• **CONSIGNA**:
De acuerdo con el extracto sobre La condición humana, ¿a qué director de fotografía contactó Kobayashi?

De este modo, Kobayashi contactó a Yoshio Miyajima, amigo íntimo y uno de los mejores directores de fotografía que Japón alumbró. Juntos, compartiendo ideales y objetivos artísticos, fueron los responsables de convertir el guión de Kobayashi en una de las obras visualmente más impactantes del cine japones, alcanzando una excelencia técnica y estética que nada tiene que envidiar al cine de Kurosawa. Finalmente, tras semanas durmiendo cuatro horas al día y desfalleciendo víctimas de su autoexplotación, La condición humana vio la luz del día, dividida en tres partes como una trilogía: No hay amor más grande, Camino a la eternidad y La plegaria del soldado.
En la primera de las tres películas nos presentan a Kaji que, como ya hemos mencionado, es un joven socialista y pacifista que intenta pasar desapercibido mientras su país se vuelca en el conflicto bélico. Para evitar ser reclutado forzosamente, Kaji acepta un puesto como supervisor laboral en una mina de la Manchuria ocupada, que utiliza prisioneros chinos en régimen de esclavitud como trabajadores. Kaji, siguiendo sus principios, intentará mejorar la calidad de vida de los prisioneros, buscando demostrar que un trato humano hacia ellos beneficiaría la actividad minera. No obstante, la tiránica y supremacista opresión que los jefes militares ejercen sobre los prisioneros frustra constantemente los intentos de Kenji por mejorar su situación.
La tensión entre las ideas de Kenji y la brutalidad marcial de los líderes del campo de concentración seguirá creciendo, colocando a Kenji en una delicadísima posición por la que deberá tomar una compleja decisión: priorizar su seguridad y la de su esposa o plantarse firmemente en defensa de los mineros chinos. Aquí Kobayashi planta la semilla moral de su trilogía y, si bien las siguientes dos películas son más ambiguas y complicadas, esta lanza un mensaje claro hacia el espectador: un ser humano no es aquel que guarda silencio cuando el resto se convierte en bestias. Un ser humano, para Kobayashi, es aquel capaz de alzar la voz y sacrificarlo todo por aquel al que nada le queda. Un ser humano es capaz de posicionarse en el lado de los justos aun sabiendo las consecuencias que ello le acarrea. Y, donde haya un ser humano, surgirán otros para seguirle.

• **EXTRACTOS DEL MATERIAL**:
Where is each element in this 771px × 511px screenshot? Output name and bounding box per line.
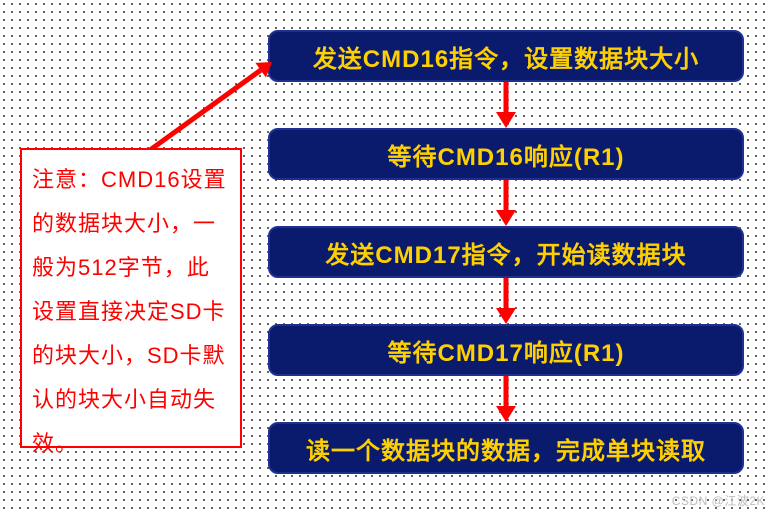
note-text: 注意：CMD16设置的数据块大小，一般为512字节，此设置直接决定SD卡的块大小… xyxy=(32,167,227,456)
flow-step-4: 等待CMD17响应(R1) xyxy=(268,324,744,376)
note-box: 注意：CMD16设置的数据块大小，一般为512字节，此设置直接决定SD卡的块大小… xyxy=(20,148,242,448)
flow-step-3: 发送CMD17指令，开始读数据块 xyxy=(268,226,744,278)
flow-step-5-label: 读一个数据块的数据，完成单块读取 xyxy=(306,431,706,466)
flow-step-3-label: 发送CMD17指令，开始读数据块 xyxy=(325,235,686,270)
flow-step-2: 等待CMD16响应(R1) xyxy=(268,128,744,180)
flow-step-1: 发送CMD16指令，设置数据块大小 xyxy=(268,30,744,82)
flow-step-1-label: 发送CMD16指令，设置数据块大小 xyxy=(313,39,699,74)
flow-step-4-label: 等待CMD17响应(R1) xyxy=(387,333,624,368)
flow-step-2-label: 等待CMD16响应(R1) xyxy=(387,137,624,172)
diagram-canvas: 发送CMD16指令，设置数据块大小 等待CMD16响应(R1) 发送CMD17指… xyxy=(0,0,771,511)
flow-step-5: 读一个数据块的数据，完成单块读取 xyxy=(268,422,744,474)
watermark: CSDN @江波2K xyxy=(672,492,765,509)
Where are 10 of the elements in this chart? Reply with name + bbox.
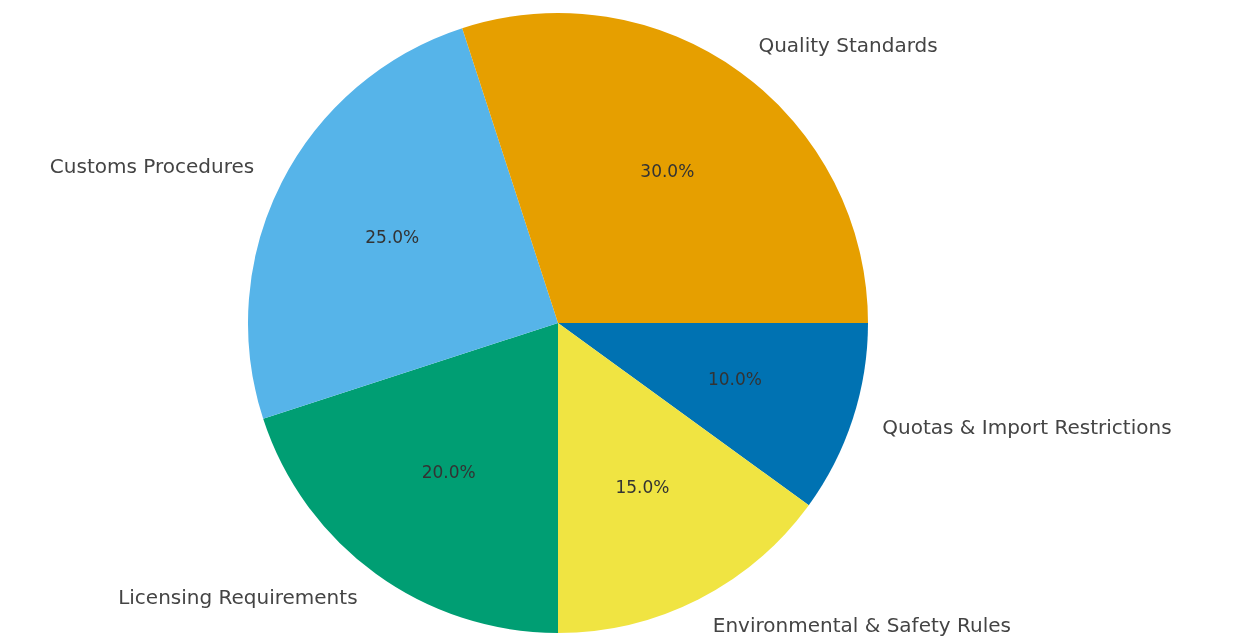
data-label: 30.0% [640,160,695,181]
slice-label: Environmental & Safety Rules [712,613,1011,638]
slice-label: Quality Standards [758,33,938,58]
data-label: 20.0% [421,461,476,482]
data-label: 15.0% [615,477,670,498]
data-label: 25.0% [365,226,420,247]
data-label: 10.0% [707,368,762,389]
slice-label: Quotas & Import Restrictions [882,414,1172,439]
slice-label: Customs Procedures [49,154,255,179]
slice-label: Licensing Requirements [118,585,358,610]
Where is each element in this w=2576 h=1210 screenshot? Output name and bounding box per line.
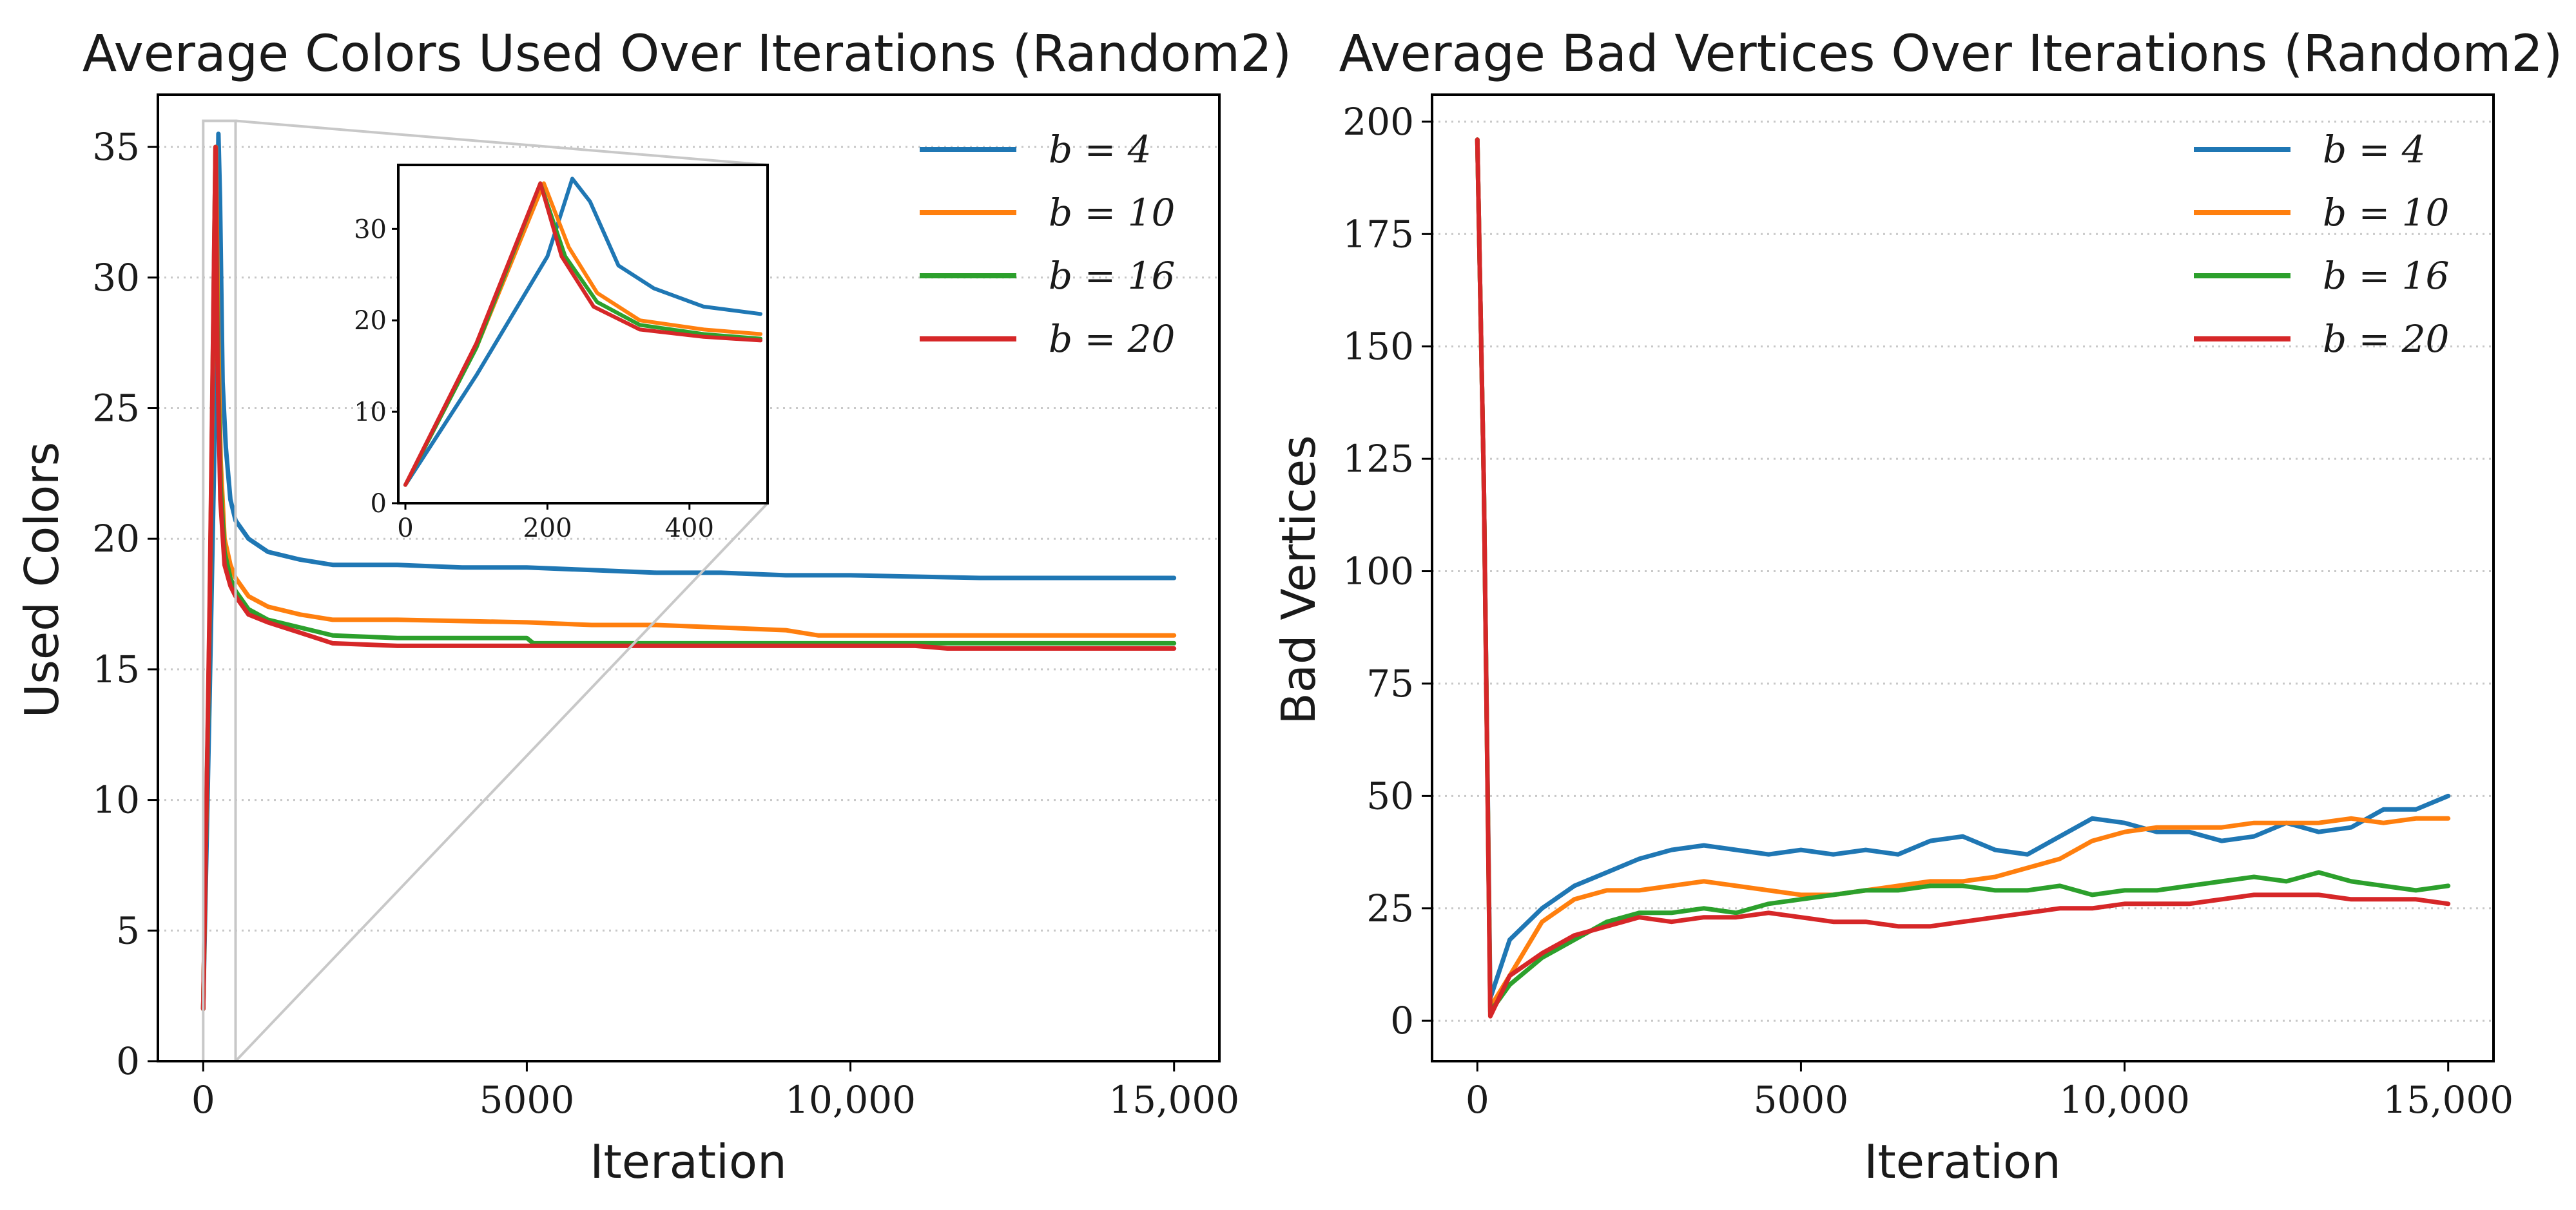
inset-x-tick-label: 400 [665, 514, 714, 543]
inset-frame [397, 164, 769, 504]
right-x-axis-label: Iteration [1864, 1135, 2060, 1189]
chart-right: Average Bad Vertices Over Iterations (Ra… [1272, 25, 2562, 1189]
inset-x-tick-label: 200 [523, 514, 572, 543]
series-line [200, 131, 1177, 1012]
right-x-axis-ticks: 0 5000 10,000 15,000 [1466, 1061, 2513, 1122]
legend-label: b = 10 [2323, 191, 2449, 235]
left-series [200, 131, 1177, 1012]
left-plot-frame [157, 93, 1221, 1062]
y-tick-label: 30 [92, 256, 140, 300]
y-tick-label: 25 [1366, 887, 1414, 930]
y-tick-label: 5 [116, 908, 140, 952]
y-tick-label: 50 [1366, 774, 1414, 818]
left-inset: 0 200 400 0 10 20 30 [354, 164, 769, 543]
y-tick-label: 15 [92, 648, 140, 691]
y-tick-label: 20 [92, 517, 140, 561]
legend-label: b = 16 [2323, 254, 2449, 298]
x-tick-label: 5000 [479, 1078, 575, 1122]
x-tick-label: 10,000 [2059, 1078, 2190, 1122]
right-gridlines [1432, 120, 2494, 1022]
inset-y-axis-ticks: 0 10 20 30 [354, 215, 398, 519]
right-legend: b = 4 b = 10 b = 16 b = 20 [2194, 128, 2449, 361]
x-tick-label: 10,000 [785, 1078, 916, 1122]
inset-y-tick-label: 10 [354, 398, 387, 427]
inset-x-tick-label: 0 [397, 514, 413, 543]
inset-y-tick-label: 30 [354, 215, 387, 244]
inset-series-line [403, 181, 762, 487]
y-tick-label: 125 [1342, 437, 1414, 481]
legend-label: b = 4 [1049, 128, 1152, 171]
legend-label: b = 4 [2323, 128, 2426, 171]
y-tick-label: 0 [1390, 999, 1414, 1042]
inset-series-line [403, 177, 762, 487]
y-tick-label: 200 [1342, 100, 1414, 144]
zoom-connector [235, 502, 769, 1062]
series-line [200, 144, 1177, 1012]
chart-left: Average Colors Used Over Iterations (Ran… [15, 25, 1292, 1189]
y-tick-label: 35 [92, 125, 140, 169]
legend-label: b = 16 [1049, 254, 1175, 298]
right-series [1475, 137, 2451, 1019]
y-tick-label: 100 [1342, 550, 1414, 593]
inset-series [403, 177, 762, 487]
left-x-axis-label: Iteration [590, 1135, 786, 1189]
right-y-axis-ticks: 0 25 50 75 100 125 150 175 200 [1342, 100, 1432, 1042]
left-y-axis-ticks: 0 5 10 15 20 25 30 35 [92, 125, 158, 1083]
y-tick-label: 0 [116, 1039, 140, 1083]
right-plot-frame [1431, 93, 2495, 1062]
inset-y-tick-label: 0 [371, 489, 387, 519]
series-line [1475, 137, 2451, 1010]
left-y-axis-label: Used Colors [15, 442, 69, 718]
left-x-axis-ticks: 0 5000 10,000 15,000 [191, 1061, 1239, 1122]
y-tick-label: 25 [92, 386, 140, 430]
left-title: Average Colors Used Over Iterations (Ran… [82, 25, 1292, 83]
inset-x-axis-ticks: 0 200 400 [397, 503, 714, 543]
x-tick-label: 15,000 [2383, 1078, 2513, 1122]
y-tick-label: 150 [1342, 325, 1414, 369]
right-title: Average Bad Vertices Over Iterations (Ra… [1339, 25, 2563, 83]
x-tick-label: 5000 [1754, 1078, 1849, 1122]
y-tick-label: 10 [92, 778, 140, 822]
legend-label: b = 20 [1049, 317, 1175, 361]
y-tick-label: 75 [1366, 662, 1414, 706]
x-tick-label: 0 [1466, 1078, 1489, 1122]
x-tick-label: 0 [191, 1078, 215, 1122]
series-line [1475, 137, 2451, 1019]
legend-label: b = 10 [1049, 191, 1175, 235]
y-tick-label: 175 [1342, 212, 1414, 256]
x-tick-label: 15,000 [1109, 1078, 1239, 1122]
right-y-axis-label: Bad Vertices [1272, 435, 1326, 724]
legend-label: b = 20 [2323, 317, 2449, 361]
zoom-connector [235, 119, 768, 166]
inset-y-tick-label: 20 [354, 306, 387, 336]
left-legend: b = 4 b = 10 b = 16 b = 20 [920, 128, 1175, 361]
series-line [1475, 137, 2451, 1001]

• **RESPUESTA**:
A Yoshio Miyajima.